* _Exercise_
In full and without alteration, give the listing again.

* _Records to process_
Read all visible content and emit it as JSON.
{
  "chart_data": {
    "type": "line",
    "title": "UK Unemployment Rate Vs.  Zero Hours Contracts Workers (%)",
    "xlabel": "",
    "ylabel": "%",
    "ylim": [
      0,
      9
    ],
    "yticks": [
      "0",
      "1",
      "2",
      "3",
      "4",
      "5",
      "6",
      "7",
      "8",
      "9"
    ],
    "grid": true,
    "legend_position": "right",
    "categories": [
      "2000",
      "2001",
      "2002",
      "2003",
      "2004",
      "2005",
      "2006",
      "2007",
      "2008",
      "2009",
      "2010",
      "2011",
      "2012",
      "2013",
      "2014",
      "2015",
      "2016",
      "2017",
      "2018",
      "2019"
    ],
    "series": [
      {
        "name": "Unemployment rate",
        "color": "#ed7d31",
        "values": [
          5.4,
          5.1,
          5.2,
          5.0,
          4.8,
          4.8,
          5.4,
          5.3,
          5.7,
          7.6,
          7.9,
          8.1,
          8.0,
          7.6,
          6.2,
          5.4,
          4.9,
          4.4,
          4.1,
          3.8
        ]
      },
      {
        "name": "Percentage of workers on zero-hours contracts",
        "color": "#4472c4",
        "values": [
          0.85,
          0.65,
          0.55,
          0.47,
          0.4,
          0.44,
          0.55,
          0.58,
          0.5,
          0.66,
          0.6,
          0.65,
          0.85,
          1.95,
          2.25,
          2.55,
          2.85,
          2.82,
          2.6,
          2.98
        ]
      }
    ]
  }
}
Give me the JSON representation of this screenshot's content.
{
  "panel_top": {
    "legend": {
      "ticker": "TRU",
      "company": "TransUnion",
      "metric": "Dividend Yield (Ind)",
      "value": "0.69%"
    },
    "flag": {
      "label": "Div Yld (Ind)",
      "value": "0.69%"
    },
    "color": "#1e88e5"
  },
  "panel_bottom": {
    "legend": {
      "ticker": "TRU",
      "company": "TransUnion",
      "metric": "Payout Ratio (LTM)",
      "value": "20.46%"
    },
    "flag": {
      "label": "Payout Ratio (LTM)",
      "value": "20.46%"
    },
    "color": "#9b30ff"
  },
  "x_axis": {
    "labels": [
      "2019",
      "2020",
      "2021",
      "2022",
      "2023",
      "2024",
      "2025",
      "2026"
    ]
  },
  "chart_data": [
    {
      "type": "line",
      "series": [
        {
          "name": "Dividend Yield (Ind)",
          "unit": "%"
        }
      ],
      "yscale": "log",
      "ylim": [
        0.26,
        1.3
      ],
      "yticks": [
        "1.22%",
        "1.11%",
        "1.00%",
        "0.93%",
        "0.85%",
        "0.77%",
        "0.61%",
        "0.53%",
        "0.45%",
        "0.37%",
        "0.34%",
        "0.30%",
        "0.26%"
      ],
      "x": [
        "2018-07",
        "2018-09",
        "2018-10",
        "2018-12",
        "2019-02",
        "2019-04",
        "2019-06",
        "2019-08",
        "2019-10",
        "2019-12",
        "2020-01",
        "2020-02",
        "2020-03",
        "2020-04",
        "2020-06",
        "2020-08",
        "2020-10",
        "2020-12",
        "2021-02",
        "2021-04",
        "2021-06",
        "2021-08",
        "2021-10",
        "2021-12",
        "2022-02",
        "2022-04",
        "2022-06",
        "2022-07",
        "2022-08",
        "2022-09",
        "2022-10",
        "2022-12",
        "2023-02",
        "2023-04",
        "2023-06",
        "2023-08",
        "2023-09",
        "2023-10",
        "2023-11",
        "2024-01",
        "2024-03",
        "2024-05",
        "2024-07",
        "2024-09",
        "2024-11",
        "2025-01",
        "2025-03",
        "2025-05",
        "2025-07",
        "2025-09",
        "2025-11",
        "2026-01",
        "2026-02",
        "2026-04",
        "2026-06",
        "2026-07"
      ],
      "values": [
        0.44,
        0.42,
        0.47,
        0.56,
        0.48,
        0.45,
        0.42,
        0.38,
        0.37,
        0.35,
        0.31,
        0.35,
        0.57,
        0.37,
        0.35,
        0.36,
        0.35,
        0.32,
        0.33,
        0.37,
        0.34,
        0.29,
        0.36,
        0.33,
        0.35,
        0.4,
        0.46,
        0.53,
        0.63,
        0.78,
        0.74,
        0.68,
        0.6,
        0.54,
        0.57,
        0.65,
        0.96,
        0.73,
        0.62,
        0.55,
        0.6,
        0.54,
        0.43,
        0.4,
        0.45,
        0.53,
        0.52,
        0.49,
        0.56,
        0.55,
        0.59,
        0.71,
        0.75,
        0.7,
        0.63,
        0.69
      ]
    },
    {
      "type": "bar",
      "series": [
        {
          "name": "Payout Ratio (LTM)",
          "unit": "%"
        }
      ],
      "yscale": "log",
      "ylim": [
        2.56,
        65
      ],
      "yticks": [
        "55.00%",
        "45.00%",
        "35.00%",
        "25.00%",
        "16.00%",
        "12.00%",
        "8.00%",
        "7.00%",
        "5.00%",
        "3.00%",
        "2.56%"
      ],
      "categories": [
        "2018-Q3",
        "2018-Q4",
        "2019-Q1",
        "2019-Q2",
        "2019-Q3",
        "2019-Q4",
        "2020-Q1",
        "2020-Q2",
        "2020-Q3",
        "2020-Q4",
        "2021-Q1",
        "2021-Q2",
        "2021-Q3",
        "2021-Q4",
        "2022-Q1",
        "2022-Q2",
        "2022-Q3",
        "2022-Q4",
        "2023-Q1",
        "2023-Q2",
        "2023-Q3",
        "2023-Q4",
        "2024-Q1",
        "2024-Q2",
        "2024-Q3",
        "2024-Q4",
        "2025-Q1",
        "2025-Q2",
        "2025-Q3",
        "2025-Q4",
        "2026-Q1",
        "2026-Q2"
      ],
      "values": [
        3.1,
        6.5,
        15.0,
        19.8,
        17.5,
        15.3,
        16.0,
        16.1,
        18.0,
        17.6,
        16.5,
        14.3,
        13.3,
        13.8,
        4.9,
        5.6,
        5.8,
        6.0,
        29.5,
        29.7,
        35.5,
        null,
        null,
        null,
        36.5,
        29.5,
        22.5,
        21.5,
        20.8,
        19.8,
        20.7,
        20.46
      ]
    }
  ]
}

* _Expected answer_
Read all visible content and emit it as JSON.
{
  "chart_data": {
    "type": "line",
    "title": "UK Unemployment Rate Vs.  Zero Hours Contracts Workers (%)",
    "xlabel": "",
    "ylabel": "%",
    "ylim": [
      0,
      9
    ],
    "yticks": [
      "0",
      "1",
      "2",
      "3",
      "4",
      "5",
      "6",
      "7",
      "8",
      "9"
    ],
    "grid": true,
    "legend_position": "right",
    "categories": [
      "2000",
      "2001",
      "2002",
      "2003",
      "2004",
      "2005",
      "2006",
      "2007",
      "2008",
      "2009",
      "2010",
      "2011",
      "2012",
      "2013",
      "2014",
      "2015",
      "2016",
      "2017",
      "2018",
      "2019"
    ],
    "series": [
      {
        "name": "Unemployment rate",
        "color": "#ed7d31",
        "values": [
          5.4,
          5.1,
          5.2,
          5.0,
          4.8,
          4.8,
          5.4,
          5.3,
          5.7,
          7.6,
          7.9,
          8.1,
          8.0,
          7.6,
          6.2,
          5.4,
          4.9,
          4.4,
          4.1,
          3.8
        ]
      },
      {
        "name": "Percentage of workers on zero-hours contracts",
        "color": "#4472c4",
        "values": [
          0.85,
          0.65,
          0.55,
          0.47,
          0.4,
          0.44,
          0.55,
          0.58,
          0.5,
          0.66,
          0.6,
          0.65,
          0.85,
          1.95,
          2.25,
          2.55,
          2.85,
          2.82,
          2.6,
          2.98
        ]
      }
    ]
  }
}
Give me the JSON representation of this screenshot's content.
{
  "panel_top": {
    "legend": {
      "ticker": "TRU",
      "company": "TransUnion",
      "metric": "Dividend Yield (Ind)",
      "value": "0.69%"
    },
    "flag": {
      "label": "Div Yld (Ind)",
      "value": "0.69%"
    },
    "color": "#1e88e5"
  },
  "panel_bottom": {
    "legend": {
      "ticker": "TRU",
      "company": "TransUnion",
      "metric": "Payout Ratio (LTM)",
      "value": "20.46%"
    },
    "flag": {
      "label": "Payout Ratio (LTM)",
      "value": "20.46%"
    },
    "color": "#9b30ff"
  },
  "x_axis": {
    "labels": [
      "2019",
      "2020",
      "2021",
      "2022",
      "2023",
      "2024",
      "2025",
      "2026"
    ]
  },
  "chart_data": [
    {
      "type": "line",
      "series": [
        {
          "name": "Dividend Yield (Ind)",
          "unit": "%"
        }
      ],
      "yscale": "log",
      "ylim": [
        0.26,
        1.3
      ],
      "yticks": [
        "1.22%",
        "1.11%",
        "1.00%",
        "0.93%",
        "0.85%",
        "0.77%",
        "0.61%",
        "0.53%",
        "0.45%",
        "0.37%",
        "0.34%",
        "0.30%",
        "0.26%"
      ],
      "x": [
        "2018-07",
        "2018-09",
        "2018-10",
        "2018-12",
        "2019-02",
        "2019-04",
        "2019-06",
        "2019-08",
        "2019-10",
        "2019-12",
        "2020-01",
        "2020-02",
        "2020-03",
        "2020-04",
        "2020-06",
        "2020-08",
        "2020-10",
        "2020-12",
        "2021-02",
        "2021-04",
        "2021-06",
        "2021-08",
        "2021-10",
        "2021-12",
        "2022-02",
        "2022-04",
        "2022-06",
        "2022-07",
        "2022-08",
        "2022-09",
        "2022-10",
        "2022-12",
        "2023-02",
        "2023-04",
        "2023-06",
        "2023-08",
        "2023-09",
        "2023-10",
        "2023-11",
        "2024-01",
        "2024-03",
        "2024-05",
        "2024-07",
        "2024-09",
        "2024-11",
        "2025-01",
        "2025-03",
        "2025-05",
        "2025-07",
        "2025-09",
        "2025-11",
        "2026-01",
        "2026-02",
        "2026-04",
        "2026-06",
        "2026-07"
      ],
      "values": [
        0.44,
        0.42,
        0.47,
        0.56,
        0.48,
        0.45,
        0.42,
        0.38,
        0.37,
        0.35,
        0.31,
        0.35,
        0.57,
        0.37,
        0.35,
        0.36,
        0.35,
        0.32,
        0.33,
        0.37,
        0.34,
        0.29,
        0.36,
        0.33,
        0.35,
        0.4,
        0.46,
        0.53,
        0.63,
        0.78,
        0.74,
        0.68,
        0.6,
        0.54,
        0.57,
        0.65,
        0.96,
        0.73,
        0.62,
        0.55,
        0.6,
        0.54,
        0.43,
        0.4,
        0.45,
        0.53,
        0.52,
        0.49,
        0.56,
        0.55,
        0.59,
        0.71,
        0.75,
        0.7,
        0.63,
        0.69
      ]
    },
    {
      "type": "bar",
      "series": [
        {
          "name": "Payout Ratio (LTM)",
          "unit": "%"
        }
      ],
      "yscale": "log",
      "ylim": [
        2.56,
        65
      ],
      "yticks": [
        "55.00%",
        "45.00%",
        "35.00%",
        "25.00%",
        "16.00%",
        "12.00%",
        "8.00%",
        "7.00%",
        "5.00%",
        "3.00%",
        "2.56%"
      ],
      "categories": [
        "2018-Q3",
        "2018-Q4",
        "2019-Q1",
        "2019-Q2",
        "2019-Q3",
        "2019-Q4",
        "2020-Q1",
        "2020-Q2",
        "2020-Q3",
        "2020-Q4",
        "2021-Q1",
        "2021-Q2",
        "2021-Q3",
        "2021-Q4",
        "2022-Q1",
        "2022-Q2",
        "2022-Q3",
        "2022-Q4",
        "2023-Q1",
        "2023-Q2",
        "2023-Q3",
        "2023-Q4",
        "2024-Q1",
        "2024-Q2",
        "2024-Q3",
        "2024-Q4",
        "2025-Q1",
        "2025-Q2",
        "2025-Q3",
        "2025-Q4",
        "2026-Q1",
        "2026-Q2"
      ],
      "values": [
        3.1,
        6.5,
        15.0,
        19.8,
        17.5,
        15.3,
        16.0,
        16.1,
        18.0,
        17.6,
        16.5,
        14.3,
        13.3,
        13.8,
        4.9,
        5.6,
        5.8,
        6.0,
        29.5,
        29.7,
        35.5,
        null,
        null,
        null,
        36.5,
        29.5,
        22.5,
        21.5,
        20.8,
        19.8,
        20.7,
        20.46
      ]
    }
  ]
}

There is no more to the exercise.